Records supplied:
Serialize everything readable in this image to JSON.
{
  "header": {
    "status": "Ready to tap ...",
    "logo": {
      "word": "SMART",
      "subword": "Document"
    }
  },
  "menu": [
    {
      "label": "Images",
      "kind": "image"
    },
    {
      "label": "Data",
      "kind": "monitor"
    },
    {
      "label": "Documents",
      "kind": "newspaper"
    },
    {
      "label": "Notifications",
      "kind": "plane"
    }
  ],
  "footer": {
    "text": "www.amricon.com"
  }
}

--

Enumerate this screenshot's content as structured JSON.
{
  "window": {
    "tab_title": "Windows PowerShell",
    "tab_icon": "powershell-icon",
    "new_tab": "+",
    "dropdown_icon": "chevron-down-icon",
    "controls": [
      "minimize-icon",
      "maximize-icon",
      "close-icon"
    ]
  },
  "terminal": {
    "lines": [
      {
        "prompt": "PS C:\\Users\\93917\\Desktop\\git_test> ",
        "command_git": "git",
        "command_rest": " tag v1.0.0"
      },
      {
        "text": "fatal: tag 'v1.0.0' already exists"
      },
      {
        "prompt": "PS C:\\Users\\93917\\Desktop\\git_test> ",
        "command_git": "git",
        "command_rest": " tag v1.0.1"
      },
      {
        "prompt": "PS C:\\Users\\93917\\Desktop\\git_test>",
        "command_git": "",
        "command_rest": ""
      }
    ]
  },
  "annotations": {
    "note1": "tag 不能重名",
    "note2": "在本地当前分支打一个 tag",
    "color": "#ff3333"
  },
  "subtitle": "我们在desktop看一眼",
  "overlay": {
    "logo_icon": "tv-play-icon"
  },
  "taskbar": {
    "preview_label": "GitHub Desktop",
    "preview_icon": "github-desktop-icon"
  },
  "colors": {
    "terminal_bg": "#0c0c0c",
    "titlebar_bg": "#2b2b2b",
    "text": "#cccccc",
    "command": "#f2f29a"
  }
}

Instructions to follow: In the listing, find every line with the word "JSON" and state how many there are, nothing more.

Written response: 2